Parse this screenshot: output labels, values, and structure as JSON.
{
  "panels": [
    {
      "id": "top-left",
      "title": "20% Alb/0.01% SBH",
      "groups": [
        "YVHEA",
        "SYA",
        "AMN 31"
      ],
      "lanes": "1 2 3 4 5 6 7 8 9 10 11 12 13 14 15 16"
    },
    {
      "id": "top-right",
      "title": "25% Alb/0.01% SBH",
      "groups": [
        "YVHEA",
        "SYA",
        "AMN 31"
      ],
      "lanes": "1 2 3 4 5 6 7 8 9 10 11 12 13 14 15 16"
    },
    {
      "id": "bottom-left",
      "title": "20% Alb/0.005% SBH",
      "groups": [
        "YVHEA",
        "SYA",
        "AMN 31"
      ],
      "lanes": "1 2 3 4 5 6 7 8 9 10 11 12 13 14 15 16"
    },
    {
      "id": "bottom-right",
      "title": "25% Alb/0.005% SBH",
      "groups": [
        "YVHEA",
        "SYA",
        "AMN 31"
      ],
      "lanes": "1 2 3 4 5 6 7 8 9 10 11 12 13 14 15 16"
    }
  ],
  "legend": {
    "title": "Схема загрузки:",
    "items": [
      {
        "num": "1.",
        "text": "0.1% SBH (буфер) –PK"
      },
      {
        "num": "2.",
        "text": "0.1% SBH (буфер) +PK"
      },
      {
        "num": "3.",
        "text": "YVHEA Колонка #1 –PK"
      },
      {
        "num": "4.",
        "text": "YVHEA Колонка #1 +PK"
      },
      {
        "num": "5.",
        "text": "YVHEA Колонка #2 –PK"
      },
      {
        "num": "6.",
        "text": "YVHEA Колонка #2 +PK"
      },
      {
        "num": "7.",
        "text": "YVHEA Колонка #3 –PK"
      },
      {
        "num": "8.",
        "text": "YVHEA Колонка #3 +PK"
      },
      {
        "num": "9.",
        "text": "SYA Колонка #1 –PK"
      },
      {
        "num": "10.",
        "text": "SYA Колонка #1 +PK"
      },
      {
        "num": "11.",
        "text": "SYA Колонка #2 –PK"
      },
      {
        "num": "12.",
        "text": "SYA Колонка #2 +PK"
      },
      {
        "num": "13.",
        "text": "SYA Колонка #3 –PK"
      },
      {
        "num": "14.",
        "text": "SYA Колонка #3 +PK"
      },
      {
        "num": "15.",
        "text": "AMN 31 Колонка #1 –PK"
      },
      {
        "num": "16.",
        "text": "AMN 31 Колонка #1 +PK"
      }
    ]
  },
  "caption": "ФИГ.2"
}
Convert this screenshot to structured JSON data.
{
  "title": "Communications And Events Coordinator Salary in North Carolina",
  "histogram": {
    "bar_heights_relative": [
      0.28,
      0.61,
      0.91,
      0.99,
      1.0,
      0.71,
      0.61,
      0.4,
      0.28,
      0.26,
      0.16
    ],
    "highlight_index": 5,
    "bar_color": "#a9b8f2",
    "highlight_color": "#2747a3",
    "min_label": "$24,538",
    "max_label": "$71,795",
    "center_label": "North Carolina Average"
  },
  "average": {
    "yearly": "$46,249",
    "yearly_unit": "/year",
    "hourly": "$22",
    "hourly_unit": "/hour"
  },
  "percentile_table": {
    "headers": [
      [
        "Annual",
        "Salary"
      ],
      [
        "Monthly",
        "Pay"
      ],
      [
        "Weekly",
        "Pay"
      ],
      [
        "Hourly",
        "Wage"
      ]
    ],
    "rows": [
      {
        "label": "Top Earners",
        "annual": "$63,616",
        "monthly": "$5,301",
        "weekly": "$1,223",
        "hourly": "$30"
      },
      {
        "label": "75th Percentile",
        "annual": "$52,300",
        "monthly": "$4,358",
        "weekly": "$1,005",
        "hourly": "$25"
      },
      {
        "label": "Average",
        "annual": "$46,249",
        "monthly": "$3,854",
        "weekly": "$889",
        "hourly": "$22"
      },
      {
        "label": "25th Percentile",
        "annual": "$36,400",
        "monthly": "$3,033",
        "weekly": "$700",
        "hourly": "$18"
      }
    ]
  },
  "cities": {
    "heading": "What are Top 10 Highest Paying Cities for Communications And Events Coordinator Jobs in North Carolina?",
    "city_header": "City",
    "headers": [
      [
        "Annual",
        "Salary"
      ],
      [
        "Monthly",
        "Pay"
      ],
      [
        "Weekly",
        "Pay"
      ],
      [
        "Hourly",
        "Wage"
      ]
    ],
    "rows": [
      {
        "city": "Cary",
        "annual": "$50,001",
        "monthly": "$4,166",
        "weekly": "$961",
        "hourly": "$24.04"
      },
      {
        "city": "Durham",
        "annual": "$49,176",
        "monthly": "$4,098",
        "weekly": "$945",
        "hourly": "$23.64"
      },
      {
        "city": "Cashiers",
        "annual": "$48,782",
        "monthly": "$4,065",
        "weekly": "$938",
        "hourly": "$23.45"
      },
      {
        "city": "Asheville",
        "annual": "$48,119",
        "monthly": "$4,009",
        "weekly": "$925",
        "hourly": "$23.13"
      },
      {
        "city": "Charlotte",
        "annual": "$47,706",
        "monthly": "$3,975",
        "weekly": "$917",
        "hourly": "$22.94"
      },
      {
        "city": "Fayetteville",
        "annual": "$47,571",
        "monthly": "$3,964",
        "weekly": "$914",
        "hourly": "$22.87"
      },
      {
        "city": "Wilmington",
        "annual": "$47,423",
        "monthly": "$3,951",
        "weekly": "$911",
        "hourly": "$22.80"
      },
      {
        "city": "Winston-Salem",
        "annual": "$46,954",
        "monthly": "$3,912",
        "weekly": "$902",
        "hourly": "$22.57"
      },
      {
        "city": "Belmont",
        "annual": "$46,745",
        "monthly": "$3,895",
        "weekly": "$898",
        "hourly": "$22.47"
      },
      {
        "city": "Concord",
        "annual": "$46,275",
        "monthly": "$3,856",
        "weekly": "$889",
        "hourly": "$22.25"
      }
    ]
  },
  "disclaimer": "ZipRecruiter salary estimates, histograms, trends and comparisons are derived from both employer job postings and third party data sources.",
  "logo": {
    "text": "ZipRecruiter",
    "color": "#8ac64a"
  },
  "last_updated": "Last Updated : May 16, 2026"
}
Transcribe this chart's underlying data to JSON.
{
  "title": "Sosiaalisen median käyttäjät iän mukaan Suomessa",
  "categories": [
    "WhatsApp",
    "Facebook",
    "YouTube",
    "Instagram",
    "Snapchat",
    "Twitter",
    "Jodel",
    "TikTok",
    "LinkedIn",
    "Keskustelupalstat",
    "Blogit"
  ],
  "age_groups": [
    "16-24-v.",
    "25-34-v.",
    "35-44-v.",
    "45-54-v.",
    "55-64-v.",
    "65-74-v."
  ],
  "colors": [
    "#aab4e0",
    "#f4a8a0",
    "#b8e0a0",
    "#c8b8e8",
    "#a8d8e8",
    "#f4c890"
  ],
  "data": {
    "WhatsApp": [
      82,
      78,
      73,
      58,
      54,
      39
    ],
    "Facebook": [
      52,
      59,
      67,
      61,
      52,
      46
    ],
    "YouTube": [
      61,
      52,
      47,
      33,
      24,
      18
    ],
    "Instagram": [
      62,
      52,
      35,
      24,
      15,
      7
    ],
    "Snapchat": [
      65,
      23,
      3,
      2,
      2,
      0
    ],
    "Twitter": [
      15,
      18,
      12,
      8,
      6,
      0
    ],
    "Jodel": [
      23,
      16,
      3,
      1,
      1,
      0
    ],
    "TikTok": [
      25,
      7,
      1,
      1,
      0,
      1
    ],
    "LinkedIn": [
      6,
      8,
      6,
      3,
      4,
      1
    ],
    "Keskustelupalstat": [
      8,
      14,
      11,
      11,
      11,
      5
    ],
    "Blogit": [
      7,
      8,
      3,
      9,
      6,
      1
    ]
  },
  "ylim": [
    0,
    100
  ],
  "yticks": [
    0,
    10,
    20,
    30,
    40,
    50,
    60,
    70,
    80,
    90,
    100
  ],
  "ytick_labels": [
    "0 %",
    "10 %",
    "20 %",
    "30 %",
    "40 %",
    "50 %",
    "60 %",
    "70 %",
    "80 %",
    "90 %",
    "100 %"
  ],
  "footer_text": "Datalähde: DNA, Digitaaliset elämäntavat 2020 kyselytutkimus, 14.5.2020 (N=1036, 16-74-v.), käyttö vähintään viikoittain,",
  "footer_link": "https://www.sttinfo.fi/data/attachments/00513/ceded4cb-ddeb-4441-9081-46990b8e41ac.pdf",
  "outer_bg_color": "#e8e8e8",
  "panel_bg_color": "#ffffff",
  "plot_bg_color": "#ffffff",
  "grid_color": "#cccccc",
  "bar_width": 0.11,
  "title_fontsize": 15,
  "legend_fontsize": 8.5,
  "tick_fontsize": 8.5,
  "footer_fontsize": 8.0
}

EXERCISE DESCRIPTION -
Show all lines above holding "Coordinator".

SOLUTION TO THIS PROBLEM -
  "title": "Communications And Events Coordinator Salary in North Carolina",
    "heading": "What are Top 10 Highest Paying Cities for Communications And Events Coordinator Jobs in North Carolina?",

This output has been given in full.